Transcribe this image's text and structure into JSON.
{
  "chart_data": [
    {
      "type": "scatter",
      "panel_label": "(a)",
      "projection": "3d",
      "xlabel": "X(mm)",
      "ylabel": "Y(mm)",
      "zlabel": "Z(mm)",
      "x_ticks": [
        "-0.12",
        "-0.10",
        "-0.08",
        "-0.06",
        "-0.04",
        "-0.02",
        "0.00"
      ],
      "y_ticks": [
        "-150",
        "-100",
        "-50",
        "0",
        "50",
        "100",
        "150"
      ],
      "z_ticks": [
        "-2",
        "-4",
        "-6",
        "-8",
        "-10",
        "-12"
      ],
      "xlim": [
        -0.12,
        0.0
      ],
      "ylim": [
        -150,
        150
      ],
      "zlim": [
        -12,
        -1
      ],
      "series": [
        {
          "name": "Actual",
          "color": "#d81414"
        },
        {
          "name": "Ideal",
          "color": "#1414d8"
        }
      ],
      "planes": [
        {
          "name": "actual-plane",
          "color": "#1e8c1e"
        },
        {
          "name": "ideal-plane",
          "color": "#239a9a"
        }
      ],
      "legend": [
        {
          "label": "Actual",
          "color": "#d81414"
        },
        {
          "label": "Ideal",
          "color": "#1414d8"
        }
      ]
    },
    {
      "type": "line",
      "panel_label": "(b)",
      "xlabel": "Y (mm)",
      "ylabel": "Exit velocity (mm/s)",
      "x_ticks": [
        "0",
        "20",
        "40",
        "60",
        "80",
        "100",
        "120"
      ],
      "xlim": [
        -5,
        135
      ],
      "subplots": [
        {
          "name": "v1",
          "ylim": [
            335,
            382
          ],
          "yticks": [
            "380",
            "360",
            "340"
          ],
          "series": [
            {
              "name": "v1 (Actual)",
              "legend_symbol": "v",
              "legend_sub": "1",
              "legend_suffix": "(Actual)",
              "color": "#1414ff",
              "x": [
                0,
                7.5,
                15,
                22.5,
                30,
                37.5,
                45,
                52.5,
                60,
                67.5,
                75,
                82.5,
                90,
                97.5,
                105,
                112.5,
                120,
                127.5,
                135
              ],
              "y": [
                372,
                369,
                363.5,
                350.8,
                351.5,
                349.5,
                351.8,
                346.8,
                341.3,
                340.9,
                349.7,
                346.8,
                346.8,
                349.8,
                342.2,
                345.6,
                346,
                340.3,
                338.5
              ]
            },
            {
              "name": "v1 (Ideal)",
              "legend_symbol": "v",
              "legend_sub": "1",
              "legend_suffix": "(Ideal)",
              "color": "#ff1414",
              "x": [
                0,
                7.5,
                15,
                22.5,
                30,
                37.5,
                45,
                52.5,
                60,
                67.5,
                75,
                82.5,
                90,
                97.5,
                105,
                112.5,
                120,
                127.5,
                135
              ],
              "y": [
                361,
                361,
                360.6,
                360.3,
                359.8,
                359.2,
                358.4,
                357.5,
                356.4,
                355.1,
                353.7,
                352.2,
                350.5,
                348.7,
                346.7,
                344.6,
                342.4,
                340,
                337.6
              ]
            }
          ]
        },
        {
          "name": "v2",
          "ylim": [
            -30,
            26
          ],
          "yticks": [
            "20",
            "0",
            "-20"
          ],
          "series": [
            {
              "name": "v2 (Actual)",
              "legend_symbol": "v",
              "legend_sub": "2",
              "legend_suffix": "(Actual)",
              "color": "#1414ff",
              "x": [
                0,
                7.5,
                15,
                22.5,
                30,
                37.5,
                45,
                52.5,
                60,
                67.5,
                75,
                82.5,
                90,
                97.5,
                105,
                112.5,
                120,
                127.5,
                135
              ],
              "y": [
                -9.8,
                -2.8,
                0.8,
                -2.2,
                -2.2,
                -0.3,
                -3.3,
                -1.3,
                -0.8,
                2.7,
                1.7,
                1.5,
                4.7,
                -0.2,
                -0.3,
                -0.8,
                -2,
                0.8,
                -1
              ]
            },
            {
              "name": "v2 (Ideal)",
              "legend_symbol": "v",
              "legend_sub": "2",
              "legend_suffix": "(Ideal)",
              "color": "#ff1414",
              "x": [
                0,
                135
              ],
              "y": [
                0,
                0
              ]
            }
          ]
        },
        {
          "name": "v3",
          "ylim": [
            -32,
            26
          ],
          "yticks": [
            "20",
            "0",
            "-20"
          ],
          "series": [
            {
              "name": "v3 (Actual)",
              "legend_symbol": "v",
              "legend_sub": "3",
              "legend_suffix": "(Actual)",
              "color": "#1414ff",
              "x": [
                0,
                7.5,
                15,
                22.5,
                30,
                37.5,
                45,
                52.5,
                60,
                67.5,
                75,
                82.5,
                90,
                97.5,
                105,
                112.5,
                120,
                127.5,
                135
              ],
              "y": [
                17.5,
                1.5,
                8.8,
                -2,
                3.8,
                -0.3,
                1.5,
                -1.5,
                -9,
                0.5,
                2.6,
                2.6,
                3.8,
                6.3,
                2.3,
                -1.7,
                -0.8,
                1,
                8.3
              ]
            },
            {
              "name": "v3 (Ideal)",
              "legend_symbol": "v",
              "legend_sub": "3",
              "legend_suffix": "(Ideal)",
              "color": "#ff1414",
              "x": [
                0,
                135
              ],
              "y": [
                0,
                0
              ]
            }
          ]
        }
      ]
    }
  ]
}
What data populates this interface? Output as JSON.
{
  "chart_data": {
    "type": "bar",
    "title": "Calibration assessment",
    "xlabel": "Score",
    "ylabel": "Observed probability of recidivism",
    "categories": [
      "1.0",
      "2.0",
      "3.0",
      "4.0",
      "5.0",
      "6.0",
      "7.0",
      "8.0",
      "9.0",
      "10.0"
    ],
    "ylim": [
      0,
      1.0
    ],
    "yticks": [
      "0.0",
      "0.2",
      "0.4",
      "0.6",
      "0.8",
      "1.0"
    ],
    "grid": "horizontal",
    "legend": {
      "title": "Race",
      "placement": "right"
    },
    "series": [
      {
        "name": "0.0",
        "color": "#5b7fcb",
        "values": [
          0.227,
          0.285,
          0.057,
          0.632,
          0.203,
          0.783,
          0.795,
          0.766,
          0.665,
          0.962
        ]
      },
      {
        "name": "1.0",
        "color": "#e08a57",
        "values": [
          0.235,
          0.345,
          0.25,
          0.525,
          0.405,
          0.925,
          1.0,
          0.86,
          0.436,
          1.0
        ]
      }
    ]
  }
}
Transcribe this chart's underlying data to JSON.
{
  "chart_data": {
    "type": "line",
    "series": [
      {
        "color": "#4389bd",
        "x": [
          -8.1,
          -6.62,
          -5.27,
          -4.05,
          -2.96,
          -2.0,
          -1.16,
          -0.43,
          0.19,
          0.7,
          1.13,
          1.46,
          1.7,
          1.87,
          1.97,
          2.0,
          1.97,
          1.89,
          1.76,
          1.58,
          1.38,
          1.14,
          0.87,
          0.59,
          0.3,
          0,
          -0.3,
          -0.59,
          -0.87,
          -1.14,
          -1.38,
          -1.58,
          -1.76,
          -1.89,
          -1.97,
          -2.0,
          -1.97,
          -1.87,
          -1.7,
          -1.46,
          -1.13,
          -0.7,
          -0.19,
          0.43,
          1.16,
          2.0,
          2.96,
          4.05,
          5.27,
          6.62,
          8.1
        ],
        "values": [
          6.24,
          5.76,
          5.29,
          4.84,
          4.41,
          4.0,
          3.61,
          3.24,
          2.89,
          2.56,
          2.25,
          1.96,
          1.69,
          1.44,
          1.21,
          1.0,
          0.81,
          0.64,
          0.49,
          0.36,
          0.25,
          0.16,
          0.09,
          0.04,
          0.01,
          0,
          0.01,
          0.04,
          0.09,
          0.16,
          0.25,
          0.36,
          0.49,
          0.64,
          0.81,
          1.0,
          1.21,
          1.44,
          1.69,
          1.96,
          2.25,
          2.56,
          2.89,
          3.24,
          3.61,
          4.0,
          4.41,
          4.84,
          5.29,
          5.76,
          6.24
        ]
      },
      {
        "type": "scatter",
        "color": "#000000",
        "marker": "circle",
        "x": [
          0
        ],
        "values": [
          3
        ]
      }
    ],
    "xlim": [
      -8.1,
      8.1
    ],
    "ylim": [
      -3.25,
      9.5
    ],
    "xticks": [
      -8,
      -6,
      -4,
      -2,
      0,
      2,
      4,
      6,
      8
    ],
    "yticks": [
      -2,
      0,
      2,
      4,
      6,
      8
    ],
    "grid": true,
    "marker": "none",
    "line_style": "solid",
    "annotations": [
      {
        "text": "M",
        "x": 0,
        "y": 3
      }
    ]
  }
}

◆ **Written instruction**
Lines holding the word "Transcribe" in the entries above are the ones to pull out. Copy them all.

◆ **Response to the task**
Transcribe this image's text and structure into JSON.
Transcribe this chart's underlying data to JSON.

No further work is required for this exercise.